## EXERCISE REQUIREMENTS
Where an entry contains an image, leave the image out; restate everything else exactly.

## DATA SHOWN
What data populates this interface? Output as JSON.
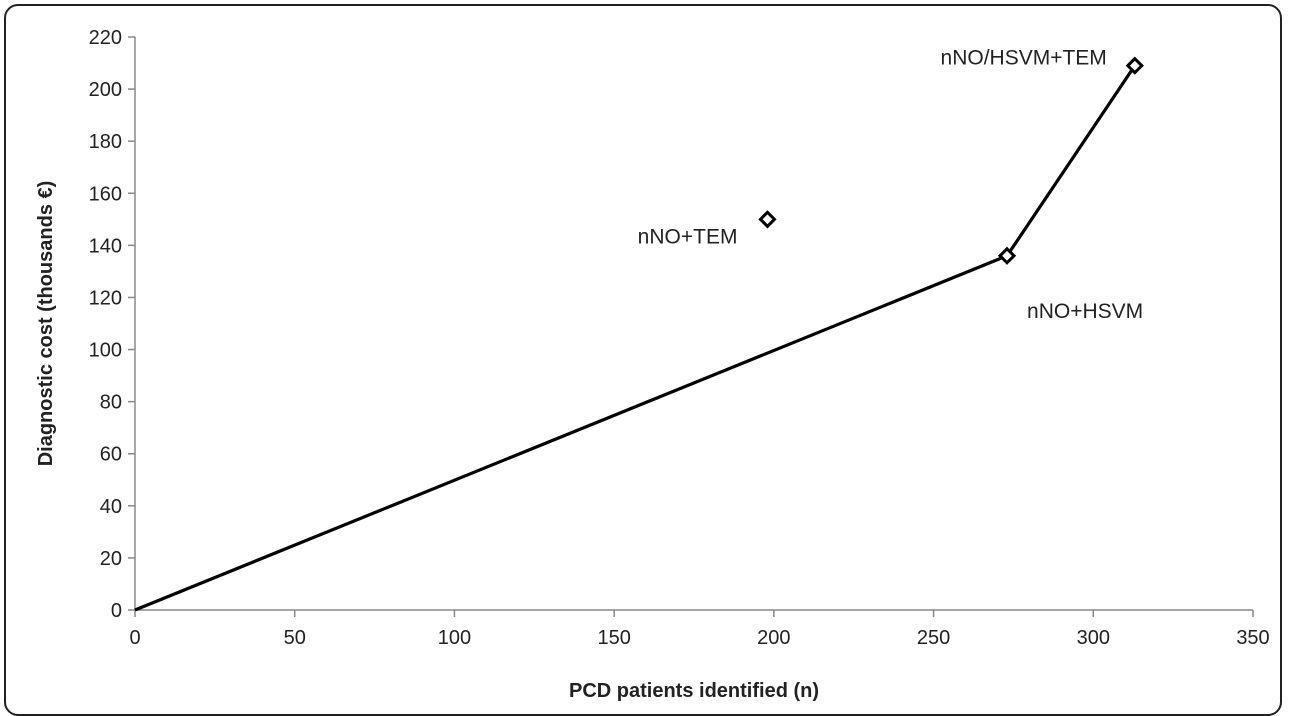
{
  "chart_data": {
    "type": "scatter",
    "xlabel": "PCD patients identified (n)",
    "ylabel": "Diagnostic cost (thousands €)",
    "xlim": [
      0,
      350
    ],
    "ylim": [
      0,
      220
    ],
    "xticks": [
      0,
      50,
      100,
      150,
      200,
      250,
      300,
      350
    ],
    "yticks": [
      0,
      20,
      40,
      60,
      80,
      100,
      120,
      140,
      160,
      180,
      200,
      220
    ],
    "grid": false,
    "legend": "none",
    "points": [
      {
        "label": "nNO+TEM",
        "x": 198,
        "y": 150
      },
      {
        "label": "nNO+HSVM",
        "x": 273,
        "y": 136
      },
      {
        "label": "nNO/HSVM+TEM",
        "x": 313,
        "y": 209
      }
    ],
    "frontier": {
      "x": [
        0,
        273,
        313
      ],
      "y": [
        0,
        136,
        209
      ]
    },
    "colors": {
      "line": "#000000",
      "marker": "#000000",
      "axis": "#888888",
      "text": "#222222"
    }
  }
}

## REPLY
What data populates this interface? Output as JSON.
{
  "chart_data": {
    "type": "scatter",
    "xlabel": "PCD patients identified (n)",
    "ylabel": "Diagnostic cost (thousands €)",
    "xlim": [
      0,
      350
    ],
    "ylim": [
      0,
      220
    ],
    "xticks": [
      0,
      50,
      100,
      150,
      200,
      250,
      300,
      350
    ],
    "yticks": [
      0,
      20,
      40,
      60,
      80,
      100,
      120,
      140,
      160,
      180,
      200,
      220
    ],
    "grid": false,
    "legend": "none",
    "points": [
      {
        "label": "nNO+TEM",
        "x": 198,
        "y": 150
      },
      {
        "label": "nNO+HSVM",
        "x": 273,
        "y": 136
      },
      {
        "label": "nNO/HSVM+TEM",
        "x": 313,
        "y": 209
      }
    ],
    "frontier": {
      "x": [
        0,
        273,
        313
      ],
      "y": [
        0,
        136,
        209
      ]
    },
    "colors": {
      "line": "#000000",
      "marker": "#000000",
      "axis": "#888888",
      "text": "#222222"
    }
  }
}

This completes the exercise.